/---

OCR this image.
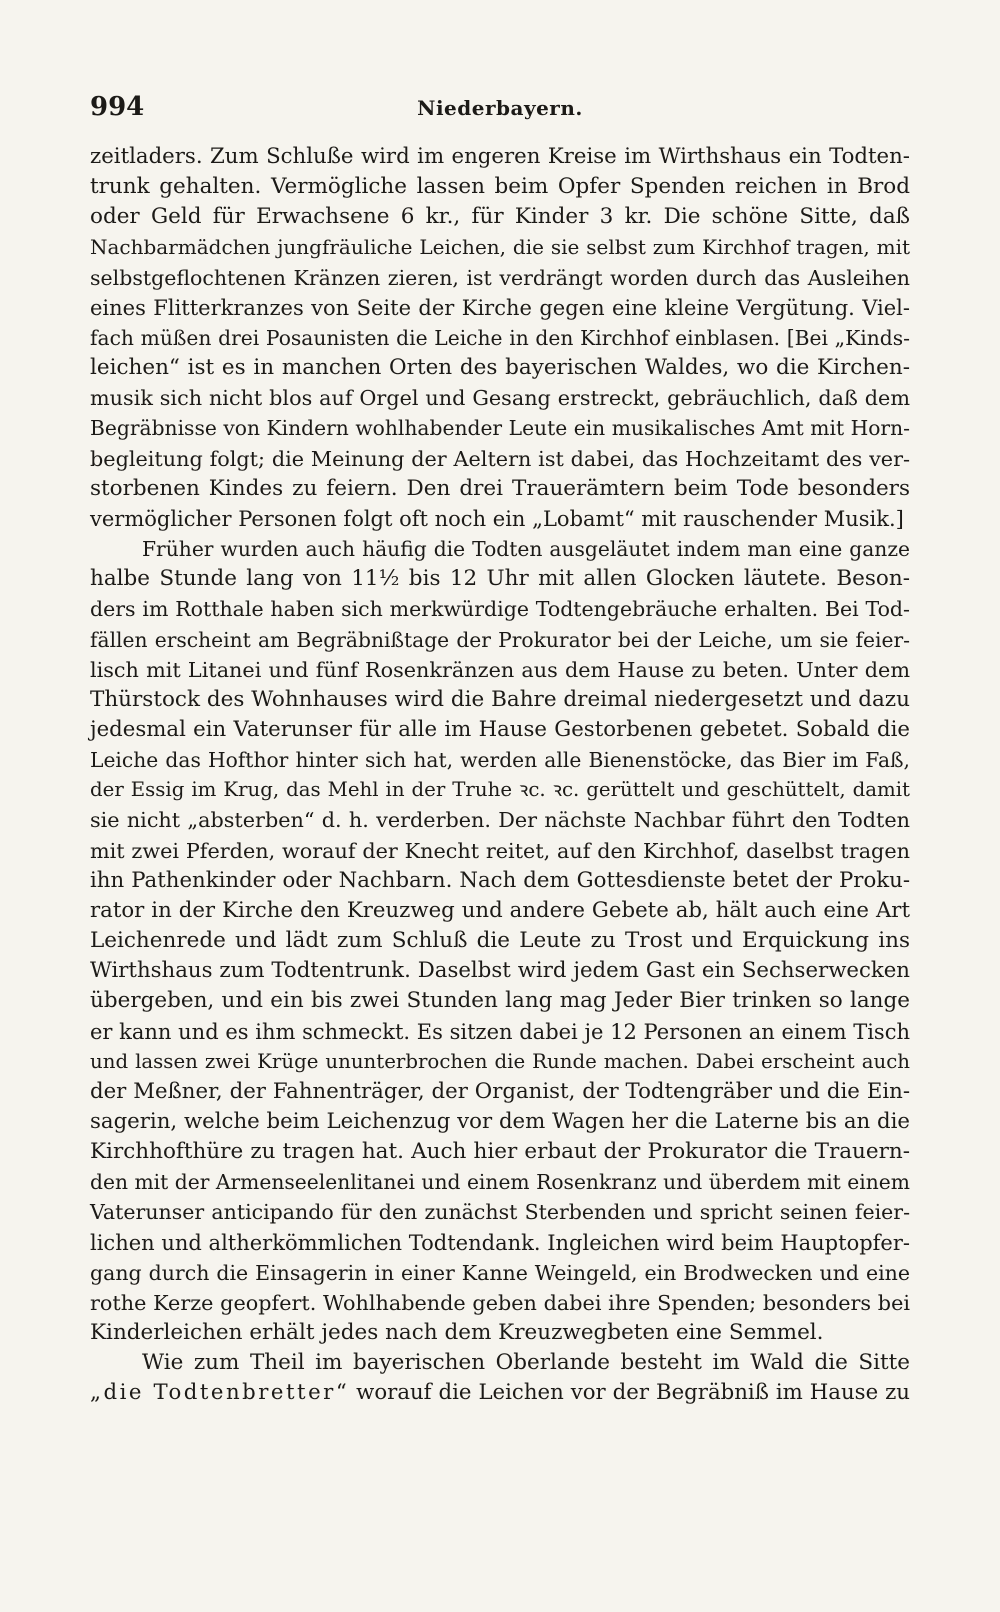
994	Niederbayern.
zeitladers. Zum Schluße wird im engeren Kreise im Wirthshaus ein Todten-
trunk gehalten. Vermögliche lassen beim Opfer Spenden reichen in Brod
oder Geld für Erwachsene 6 kr., für Kinder 3 kr. Die schöne Sitte, daß
Nachbarmädchen jungfräuliche Leichen, die sie selbst zum Kirchhof tragen, mit
selbstgeflochtenen Kränzen zieren, ist verdrängt worden durch das Ausleihen
eines Flitterkranzes von Seite der Kirche gegen eine kleine Vergütung. Viel-
fach müßen drei Posaunisten die Leiche in den Kirchhof einblasen. [Bei „Kinds-
leichen“ ist es in manchen Orten des bayerischen Waldes, wo die Kirchen-
musik sich nicht blos auf Orgel und Gesang erstreckt, gebräuchlich, daß dem
Begräbnisse von Kindern wohlhabender Leute ein musikalisches Amt mit Horn-
begleitung folgt; die Meinung der Aeltern ist dabei, das Hochzeitamt des ver-
storbenen Kindes zu feiern. Den drei Trauerämtern beim Tode besonders
vermöglicher Personen folgt oft noch ein „Lobamt“ mit rauschender Musik.]
Früher wurden auch häufig die Todten ausgeläutet indem man eine ganze
halbe Stunde lang von 11½ bis 12 Uhr mit allen Glocken läutete. Beson-
ders im Rotthale haben sich merkwürdige Todtengebräuche erhalten. Bei Tod-
fällen erscheint am Begräbnißtage der Prokurator bei der Leiche, um sie feier-
lisch mit Litanei und fünf Rosenkränzen aus dem Hause zu beten. Unter dem
Thürstock des Wohnhauses wird die Bahre dreimal niedergesetzt und dazu
jedesmal ein Vaterunser für alle im Hause Gestorbenen gebetet. Sobald die
Leiche das Hofthor hinter sich hat, werden alle Bienenstöcke, das Bier im Faß,
der Essig im Krug, das Mehl in der Truhe ꝛc. ꝛc. gerüttelt und geschüttelt, damit
sie nicht „absterben“ d. h. verderben. Der nächste Nachbar führt den Todten
mit zwei Pferden, worauf der Knecht reitet, auf den Kirchhof, daselbst tragen
ihn Pathenkinder oder Nachbarn. Nach dem Gottesdienste betet der Proku-
rator in der Kirche den Kreuzweg und andere Gebete ab, hält auch eine Art
Leichenrede und lädt zum Schluß die Leute zu Trost und Erquickung ins
Wirthshaus zum Todtentrunk. Daselbst wird jedem Gast ein Sechserwecken
übergeben, und ein bis zwei Stunden lang mag Jeder Bier trinken so lange
er kann und es ihm schmeckt. Es sitzen dabei je 12 Personen an einem Tisch
und lassen zwei Krüge ununterbrochen die Runde machen. Dabei erscheint auch
der Meßner, der Fahnenträger, der Organist, der Todtengräber und die Ein-
sagerin, welche beim Leichenzug vor dem Wagen her die Laterne bis an die
Kirchhofthüre zu tragen hat. Auch hier erbaut der Prokurator die Trauern-
den mit der Armenseelenlitanei und einem Rosenkranz und überdem mit einem
Vaterunser anticipando für den zunächst Sterbenden und spricht seinen feier-
lichen und altherkömmlichen Todtendank. Ingleichen wird beim Hauptopfer-
gang durch die Einsagerin in einer Kanne Weingeld, ein Brodwecken und eine
rothe Kerze geopfert. Wohlhabende geben dabei ihre Spenden; besonders bei
Kinderleichen erhält jedes nach dem Kreuzwegbeten eine Semmel.
Wie zum Theil im bayerischen Oberlande besteht im Wald die Sitte
„die Todtenbretter“ worauf die Leichen vor der Begräbniß im Hause zu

\---

- **Work required**
Where does the word "besonders" appear? Return each line that holds it.

- **Result of the task**
storbenen Kindes zu feiern. Den drei Trauerämtern beim Tode besonders
rothe Kerze geopfert. Wohlhabende geben dabei ihre Spenden; besonders bei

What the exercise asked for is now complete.